------ Information shown

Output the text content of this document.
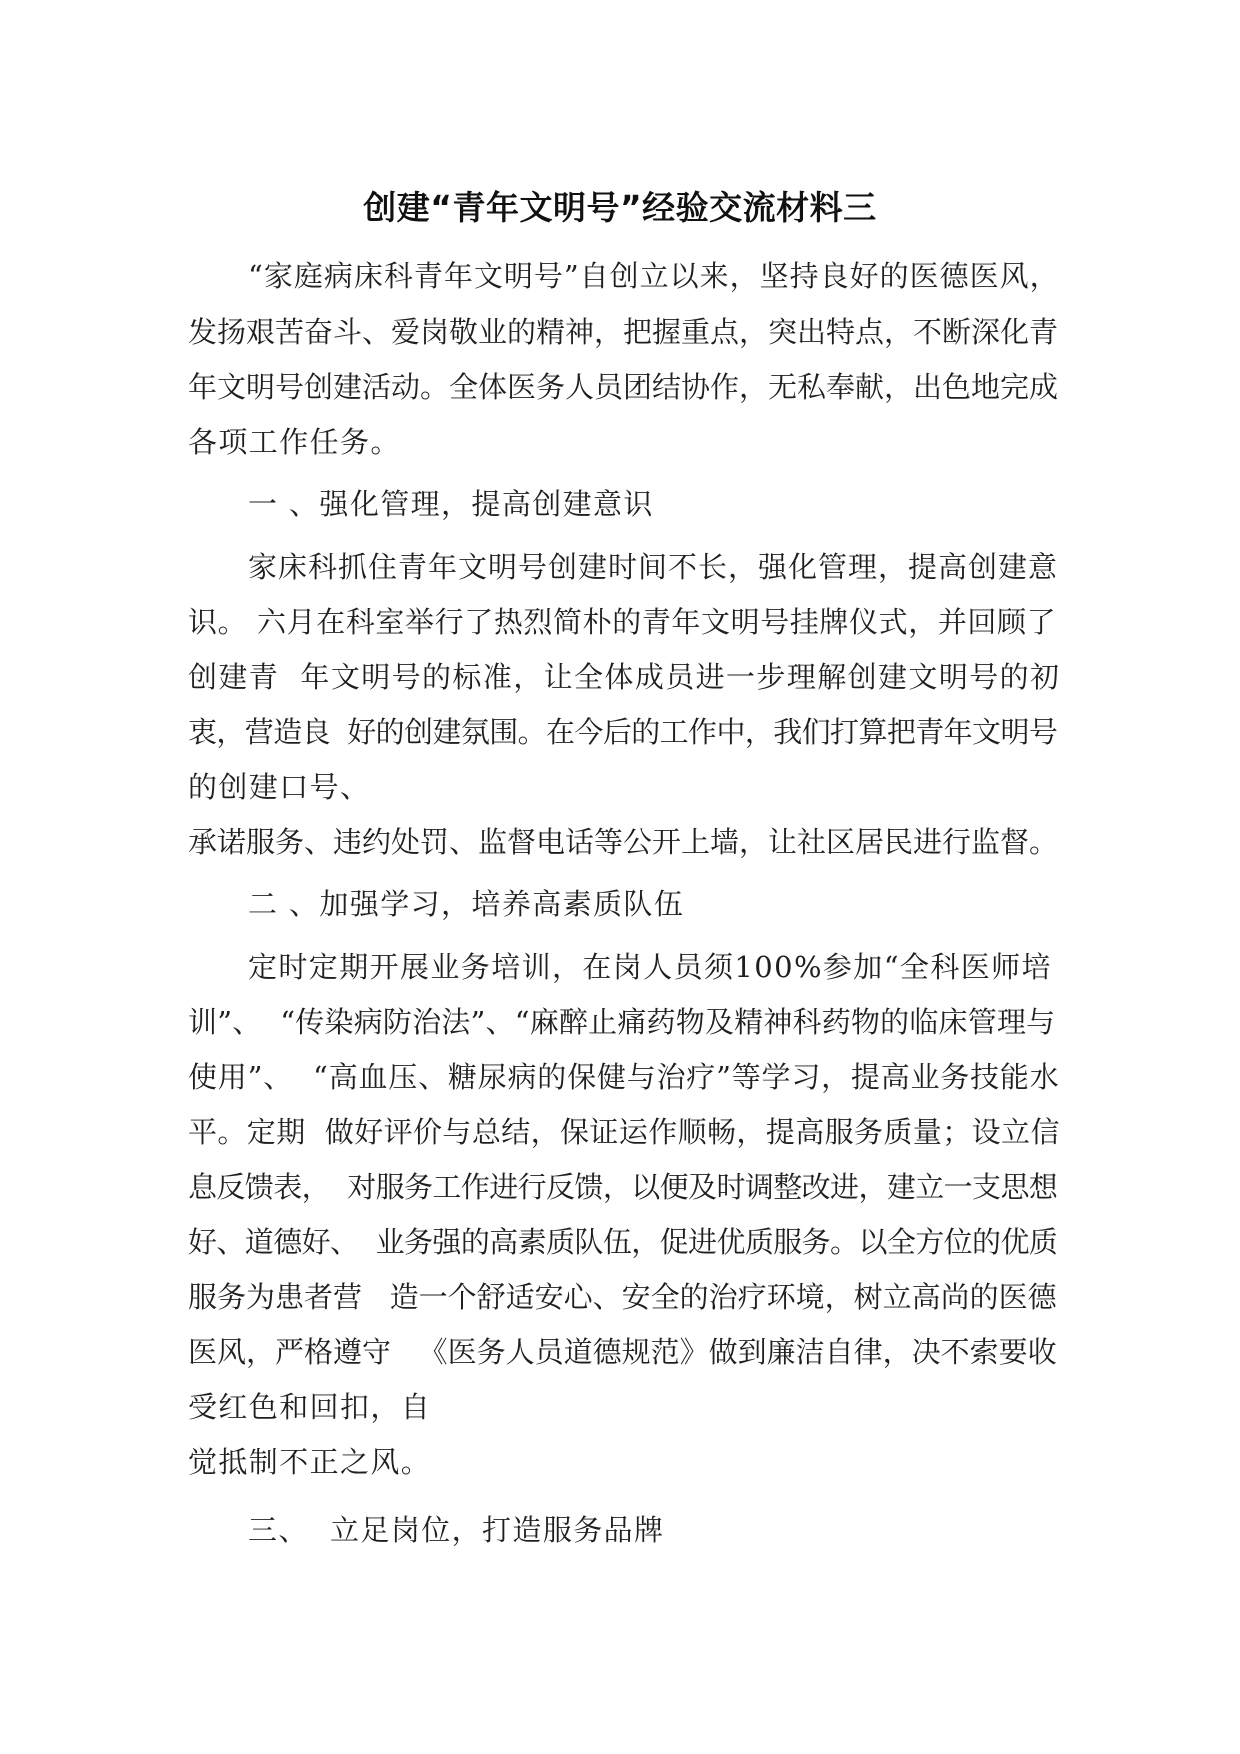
创建“青年文明号”经验交流材料三
“家庭病床科青年文明号”自创立以来，坚持良好的医德医风，
发扬艰苦奋斗、爱岗敬业的精神，把握重点，突出特点，不断深化青
年文明号创建活动。全体医务人员团结协作，无私奉献，出色地完成
各项工作任务。
一 、强化管理，提高创建意识
家床科抓住青年文明号创建时间不长，强化管理，提高创建意
识。 六月在科室举行了热烈简朴的青年文明号挂牌仪式，并回顾了
创建青  年文明号的标准，让全体成员进一步理解创建文明号的初
衷，营造良  好的创建氛围。在今后的工作中，我们打算把青年文明号
的创建口号、
承诺服务、违约处罚、监督电话等公开上墙，让社区居民进行监督。
二 、加强学习，培养高素质队伍
定时定期开展业务培训，在岗人员须100%参加“全科医师培
训”、  “传染病防治法”、“麻醉止痛药物及精神科药物的临床管理与
使用”、  “高血压、糖尿病的保健与治疗”等学习，提高业务技能水
平。定期  做好评价与总结，保证运作顺畅，提高服务质量；设立信
息反馈表，  对服务工作进行反馈，以便及时调整改进，建立一支思想
好、道德好、  业务强的高素质队伍，促进优质服务。以全方位的优质
服务为患者营   造一个舒适安心、安全的治疗环境，树立高尚的医德
医风，严格遵守   《医务人员道德规范》做到廉洁自律，决不索要收
受红色和回扣，自
觉抵制不正之风。
三、  立足岗位，打造服务品牌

------------

▶ _Problem_: Copy the data exactly. Any picture it contains is to be omitted.

▶ _Exercise output_:
Output the text content of this document.
创建“青年文明号”经验交流材料三
“家庭病床科青年文明号”自创立以来，坚持良好的医德医风，
发扬艰苦奋斗、爱岗敬业的精神，把握重点，突出特点，不断深化青
年文明号创建活动。全体医务人员团结协作，无私奉献，出色地完成
各项工作任务。
一 、强化管理，提高创建意识
家床科抓住青年文明号创建时间不长，强化管理，提高创建意
识。 六月在科室举行了热烈简朴的青年文明号挂牌仪式，并回顾了
创建青  年文明号的标准，让全体成员进一步理解创建文明号的初
衷，营造良  好的创建氛围。在今后的工作中，我们打算把青年文明号
的创建口号、
承诺服务、违约处罚、监督电话等公开上墙，让社区居民进行监督。
二 、加强学习，培养高素质队伍
定时定期开展业务培训，在岗人员须100%参加“全科医师培
训”、  “传染病防治法”、“麻醉止痛药物及精神科药物的临床管理与
使用”、  “高血压、糖尿病的保健与治疗”等学习，提高业务技能水
平。定期  做好评价与总结，保证运作顺畅，提高服务质量；设立信
息反馈表，  对服务工作进行反馈，以便及时调整改进，建立一支思想
好、道德好、  业务强的高素质队伍，促进优质服务。以全方位的优质
服务为患者营   造一个舒适安心、安全的治疗环境，树立高尚的医德
医风，严格遵守   《医务人员道德规范》做到廉洁自律，决不索要收
受红色和回扣，自
觉抵制不正之风。
三、  立足岗位，打造服务品牌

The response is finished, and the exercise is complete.